--- TASK TO COMPLETE ---
From the listing below, pull out every line where the string "için" appears.

++++ EXERCISE MATERIALS ++++

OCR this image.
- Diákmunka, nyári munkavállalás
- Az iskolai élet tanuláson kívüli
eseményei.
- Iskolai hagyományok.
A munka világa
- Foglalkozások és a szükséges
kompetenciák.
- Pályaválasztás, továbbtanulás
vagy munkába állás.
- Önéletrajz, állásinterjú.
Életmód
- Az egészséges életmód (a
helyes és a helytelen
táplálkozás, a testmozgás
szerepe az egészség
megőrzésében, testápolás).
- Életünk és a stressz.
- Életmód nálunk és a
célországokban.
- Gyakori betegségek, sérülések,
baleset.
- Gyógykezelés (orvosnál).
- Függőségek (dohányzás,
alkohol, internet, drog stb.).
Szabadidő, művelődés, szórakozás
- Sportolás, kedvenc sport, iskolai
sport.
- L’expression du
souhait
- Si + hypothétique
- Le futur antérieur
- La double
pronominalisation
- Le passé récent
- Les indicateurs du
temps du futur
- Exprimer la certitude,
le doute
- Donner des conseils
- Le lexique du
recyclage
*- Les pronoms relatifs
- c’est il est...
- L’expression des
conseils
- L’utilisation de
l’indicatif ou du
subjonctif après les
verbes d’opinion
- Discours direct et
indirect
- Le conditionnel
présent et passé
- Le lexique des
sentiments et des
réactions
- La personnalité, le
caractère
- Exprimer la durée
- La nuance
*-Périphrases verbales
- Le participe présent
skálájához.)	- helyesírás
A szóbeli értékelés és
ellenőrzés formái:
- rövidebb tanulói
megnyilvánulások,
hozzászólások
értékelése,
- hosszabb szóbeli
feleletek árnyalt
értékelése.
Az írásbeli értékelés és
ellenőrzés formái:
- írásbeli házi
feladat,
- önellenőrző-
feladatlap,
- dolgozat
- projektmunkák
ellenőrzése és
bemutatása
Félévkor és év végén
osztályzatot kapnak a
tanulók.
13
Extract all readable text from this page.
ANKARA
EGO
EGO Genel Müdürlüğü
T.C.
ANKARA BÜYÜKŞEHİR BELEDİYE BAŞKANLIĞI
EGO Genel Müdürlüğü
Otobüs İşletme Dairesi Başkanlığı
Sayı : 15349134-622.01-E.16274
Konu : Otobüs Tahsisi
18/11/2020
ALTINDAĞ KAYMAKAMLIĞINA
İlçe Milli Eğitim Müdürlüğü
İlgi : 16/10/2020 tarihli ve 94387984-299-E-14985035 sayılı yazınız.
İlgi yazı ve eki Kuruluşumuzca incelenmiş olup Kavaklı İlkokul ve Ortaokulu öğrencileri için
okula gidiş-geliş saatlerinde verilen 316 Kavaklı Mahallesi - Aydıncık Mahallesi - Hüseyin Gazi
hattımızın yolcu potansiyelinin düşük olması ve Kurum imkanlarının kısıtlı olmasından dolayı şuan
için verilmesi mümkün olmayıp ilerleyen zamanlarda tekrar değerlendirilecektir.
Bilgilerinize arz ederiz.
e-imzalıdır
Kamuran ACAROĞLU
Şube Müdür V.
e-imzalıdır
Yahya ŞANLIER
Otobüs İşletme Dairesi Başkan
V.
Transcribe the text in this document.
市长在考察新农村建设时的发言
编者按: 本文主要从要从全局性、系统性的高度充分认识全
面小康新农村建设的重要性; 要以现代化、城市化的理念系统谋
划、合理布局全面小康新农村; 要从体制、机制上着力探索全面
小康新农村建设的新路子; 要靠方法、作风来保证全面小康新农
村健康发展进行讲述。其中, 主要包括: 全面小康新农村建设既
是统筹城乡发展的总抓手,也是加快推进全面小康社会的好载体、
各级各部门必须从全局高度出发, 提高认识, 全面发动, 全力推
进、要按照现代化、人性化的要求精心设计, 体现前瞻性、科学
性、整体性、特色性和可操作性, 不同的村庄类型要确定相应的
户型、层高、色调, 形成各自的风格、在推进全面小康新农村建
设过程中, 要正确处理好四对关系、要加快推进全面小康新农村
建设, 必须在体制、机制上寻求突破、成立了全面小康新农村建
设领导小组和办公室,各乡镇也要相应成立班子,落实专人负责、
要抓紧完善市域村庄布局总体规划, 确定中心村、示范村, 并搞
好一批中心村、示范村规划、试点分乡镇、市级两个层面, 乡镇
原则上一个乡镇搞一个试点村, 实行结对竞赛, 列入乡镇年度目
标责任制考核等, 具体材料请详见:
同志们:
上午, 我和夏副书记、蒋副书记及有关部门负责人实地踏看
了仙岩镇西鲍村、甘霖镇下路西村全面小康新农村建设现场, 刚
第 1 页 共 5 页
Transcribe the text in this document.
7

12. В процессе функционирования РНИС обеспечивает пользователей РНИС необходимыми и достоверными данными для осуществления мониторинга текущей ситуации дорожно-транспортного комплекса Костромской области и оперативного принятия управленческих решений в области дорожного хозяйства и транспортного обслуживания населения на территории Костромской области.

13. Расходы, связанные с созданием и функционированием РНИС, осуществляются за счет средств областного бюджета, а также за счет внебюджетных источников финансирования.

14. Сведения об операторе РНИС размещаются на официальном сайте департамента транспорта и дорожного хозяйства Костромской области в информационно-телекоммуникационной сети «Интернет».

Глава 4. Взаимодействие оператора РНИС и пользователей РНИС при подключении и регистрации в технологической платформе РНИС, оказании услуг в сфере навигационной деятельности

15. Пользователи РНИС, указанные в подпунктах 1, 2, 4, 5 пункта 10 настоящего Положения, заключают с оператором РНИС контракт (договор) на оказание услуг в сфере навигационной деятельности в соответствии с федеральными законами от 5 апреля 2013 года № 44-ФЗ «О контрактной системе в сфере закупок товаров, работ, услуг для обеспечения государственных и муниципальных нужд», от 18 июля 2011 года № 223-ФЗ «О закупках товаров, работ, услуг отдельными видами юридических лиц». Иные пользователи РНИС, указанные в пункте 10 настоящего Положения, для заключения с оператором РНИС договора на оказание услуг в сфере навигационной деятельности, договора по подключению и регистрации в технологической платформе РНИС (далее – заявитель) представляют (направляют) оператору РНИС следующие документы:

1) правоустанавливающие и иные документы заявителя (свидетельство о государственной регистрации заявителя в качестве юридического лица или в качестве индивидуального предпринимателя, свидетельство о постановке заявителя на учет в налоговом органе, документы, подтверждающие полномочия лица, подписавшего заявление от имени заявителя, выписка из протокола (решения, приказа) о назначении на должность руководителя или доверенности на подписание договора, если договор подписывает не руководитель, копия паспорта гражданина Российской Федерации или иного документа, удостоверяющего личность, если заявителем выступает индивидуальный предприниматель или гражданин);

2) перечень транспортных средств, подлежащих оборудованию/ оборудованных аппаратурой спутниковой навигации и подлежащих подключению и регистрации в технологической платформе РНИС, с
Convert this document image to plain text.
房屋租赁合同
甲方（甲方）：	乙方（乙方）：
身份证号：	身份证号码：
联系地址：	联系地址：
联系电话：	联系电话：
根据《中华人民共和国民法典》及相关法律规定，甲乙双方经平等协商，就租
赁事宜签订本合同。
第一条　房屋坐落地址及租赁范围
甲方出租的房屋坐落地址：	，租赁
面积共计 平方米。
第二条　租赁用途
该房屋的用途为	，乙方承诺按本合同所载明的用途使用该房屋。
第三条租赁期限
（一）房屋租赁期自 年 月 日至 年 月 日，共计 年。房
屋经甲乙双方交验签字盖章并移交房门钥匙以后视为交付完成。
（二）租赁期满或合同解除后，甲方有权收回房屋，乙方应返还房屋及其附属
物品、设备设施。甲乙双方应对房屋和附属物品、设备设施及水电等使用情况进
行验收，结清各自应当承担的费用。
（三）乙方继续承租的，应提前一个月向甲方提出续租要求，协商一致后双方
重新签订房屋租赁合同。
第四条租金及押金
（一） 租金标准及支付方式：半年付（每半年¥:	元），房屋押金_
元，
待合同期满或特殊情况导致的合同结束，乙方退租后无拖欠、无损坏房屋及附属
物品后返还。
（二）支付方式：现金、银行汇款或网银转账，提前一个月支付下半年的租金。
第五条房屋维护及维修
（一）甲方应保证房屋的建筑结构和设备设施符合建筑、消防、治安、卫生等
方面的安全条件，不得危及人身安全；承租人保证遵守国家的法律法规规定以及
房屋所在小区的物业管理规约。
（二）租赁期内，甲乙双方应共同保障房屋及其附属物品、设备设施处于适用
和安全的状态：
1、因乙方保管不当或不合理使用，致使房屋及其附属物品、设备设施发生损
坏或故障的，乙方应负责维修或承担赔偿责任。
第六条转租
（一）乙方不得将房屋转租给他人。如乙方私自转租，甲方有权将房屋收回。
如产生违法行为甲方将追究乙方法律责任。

++++

--- ANSWER TO THIS PROBLEM ---
İlgi yazı ve eki Kuruluşumuzca incelenmiş olup Kavaklı İlkokul ve Ortaokulu öğrencileri için
için verilmesi mümkün olmayıp ilerleyen zamanlarda tekrar değerlendirilecektir.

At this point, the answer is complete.